Adolescent de 17 ans, Gaspard Noé ne pensait pas à faire du cinéma sa carrière professionnelle. Après avoir terminé ses études scolaires, il ne savait pas trop quelle route il fallait prendre. « Mon père avait un ami directeur de photographie cinématographique. Ce dernier lui a proposé de m’encourager à étudier le cinéma. Je me suis alors inscrit à l’école de cinéma Lumière. C’est là que j’ai découvert la joie de travailler avec des gens que j’aime. Je m’amusais avec mes amis, en essayant de faire des images drôles, effrayantes et osées », a raconté le réalisateur.

Son premier court métrage a été réalisé pendant ses années d’étude. Il était sur l’histoire d’un tueur en série. « J’ai convaincu mon père de jouer le rôle. Et dans l’une des scènes, il étranglait vraiment sa victime mais elle a été sauvée à la dernière minute ! ».

Son premier court métrage professionnel était Carne (1991). Un film de 38 minutes, financé par la chaîne Canal+. Il a également reçu une aide financière du Centre national du cinéma. « Le film a coûté quatre ou cinq fois plus cher que ce que j’avais prévu. J’étais quand même content du résultat. Il a été présenté à la Semaine de la Critique à Cannes et a reçu un prix ».

Depuis, le Festival de Cannes est sa manifestation préférée ; il y a reçu plusieurs prix. « Cannes est le festival de cinéma le plus important au monde. Quand j’étais étudiant, c’était le premier festival auquel j’ai assisté. Depuis, j’y suis régulièrement invité. Cannes m’aime parce qu’à chaque fois que j’y vais, on me demande : Quel est votre film choc cette année ? Et je réponds : Je n’en ai pas cette fois-ci », a dit le cinéaste.

Violence, sensualité et spiritualité

Dans les films de Gaspard Noé, il y a toujours une violence intense, une sensualité indéniable, une approche existentielle et parfois même une spiritualité latente. « Aujourd’hui, je suis une personne beaucoup plus calme qu’auparavant parce que j’ai arrêté de m’inquiéter. Je suis attiré par le drame, et même quand je lis, je préfère les romans noirs. Une fois que vous réalisez que toute la violence dans les films est comme des tours de magie — tout est faux — vous commencez à l’apprécier davantage. C’est une grande joie de voir la réaction du public face à des scènes totalement artificielles sur le grand écran. J’ai vu des gens s’évanouir pendant la projection d’Irréversible (2002), ou pendant certains moments explicites dans Climax (2018). Des filles m’ont même dit qu’elles étaient surexcitées par la passion présente dans ce dernier. C’est drôle, on se sent comme un chaman joyeux, qui apporte aux gens quelque chose dont ils ont vraiment besoin. Tout est un jeu ».

○ ○ ○ ○ ○ ○ ○

▶ **Consigne 1**
D'après l'extrait fourni, quelle chaîne de télévision a financé Carne ?
▶ **Consigne 2**
Reprenez l'extrait fourni en partant de « Depuis, le Festival » et en allant jusqu'à « dit le cinéaste. » inclus, puis changez-y « cinéaste » en « réalisateur ».
Les lignes qui suivent ne sont pas nécessaires.

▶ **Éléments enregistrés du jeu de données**
○ ○ ○ ○ ○ ○ ○

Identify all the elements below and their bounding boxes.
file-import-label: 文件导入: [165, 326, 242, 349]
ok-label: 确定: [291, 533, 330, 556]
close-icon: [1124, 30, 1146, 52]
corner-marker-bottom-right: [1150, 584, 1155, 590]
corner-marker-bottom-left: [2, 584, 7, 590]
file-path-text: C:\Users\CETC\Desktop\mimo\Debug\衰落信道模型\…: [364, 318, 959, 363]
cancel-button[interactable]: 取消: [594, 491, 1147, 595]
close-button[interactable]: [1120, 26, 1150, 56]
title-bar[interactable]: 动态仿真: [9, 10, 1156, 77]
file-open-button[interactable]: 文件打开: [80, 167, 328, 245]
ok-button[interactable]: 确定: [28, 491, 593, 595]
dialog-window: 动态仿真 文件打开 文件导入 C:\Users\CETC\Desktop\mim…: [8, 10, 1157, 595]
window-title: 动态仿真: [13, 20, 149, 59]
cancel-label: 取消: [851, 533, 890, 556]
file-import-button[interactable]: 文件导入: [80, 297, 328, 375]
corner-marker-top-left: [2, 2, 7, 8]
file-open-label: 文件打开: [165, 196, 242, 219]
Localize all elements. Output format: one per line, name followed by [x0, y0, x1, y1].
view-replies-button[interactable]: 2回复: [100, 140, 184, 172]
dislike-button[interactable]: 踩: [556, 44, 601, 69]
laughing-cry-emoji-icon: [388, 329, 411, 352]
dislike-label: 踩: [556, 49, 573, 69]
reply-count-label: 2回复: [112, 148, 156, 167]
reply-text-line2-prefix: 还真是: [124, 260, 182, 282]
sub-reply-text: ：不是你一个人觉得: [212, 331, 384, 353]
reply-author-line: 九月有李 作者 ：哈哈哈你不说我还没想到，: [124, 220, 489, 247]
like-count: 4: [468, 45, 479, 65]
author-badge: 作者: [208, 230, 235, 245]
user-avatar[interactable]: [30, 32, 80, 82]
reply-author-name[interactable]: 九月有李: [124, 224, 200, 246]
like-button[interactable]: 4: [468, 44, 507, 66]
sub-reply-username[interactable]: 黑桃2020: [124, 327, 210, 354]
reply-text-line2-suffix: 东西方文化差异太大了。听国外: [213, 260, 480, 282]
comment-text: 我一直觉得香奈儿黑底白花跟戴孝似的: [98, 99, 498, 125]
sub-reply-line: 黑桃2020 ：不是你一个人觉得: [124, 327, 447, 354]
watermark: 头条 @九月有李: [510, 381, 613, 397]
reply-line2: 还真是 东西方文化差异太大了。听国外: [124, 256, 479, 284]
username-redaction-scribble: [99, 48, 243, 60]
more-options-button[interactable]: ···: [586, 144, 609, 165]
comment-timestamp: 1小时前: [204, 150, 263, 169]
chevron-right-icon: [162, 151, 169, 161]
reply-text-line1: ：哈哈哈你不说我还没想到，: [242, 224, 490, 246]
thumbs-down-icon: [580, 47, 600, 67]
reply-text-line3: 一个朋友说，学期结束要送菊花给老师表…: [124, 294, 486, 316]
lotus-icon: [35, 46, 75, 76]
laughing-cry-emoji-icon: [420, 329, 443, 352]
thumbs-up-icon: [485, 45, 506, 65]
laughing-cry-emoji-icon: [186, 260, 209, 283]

○ ○ ○ ○ ○ ○ ○

▶ **Corrigé 1**
La chaîne Canal+.

▶ **Corrigé 2**
Depuis, le Festival de Cannes est sa manifestation préférée ; il y a reçu plusieurs prix. « Cannes est le festival de cinéma le plus important au monde. Quand j’étais étudiant, c’était le premier festival auquel j’ai assisté. Depuis, j’y suis régulièrement invité. Cannes m’aime parce qu’à chaque fois que j’y vais, on me demande : Quel est votre film choc cette année ? Et je réponds : Je n’en ai pas cette fois-ci », a dit le réalisateur.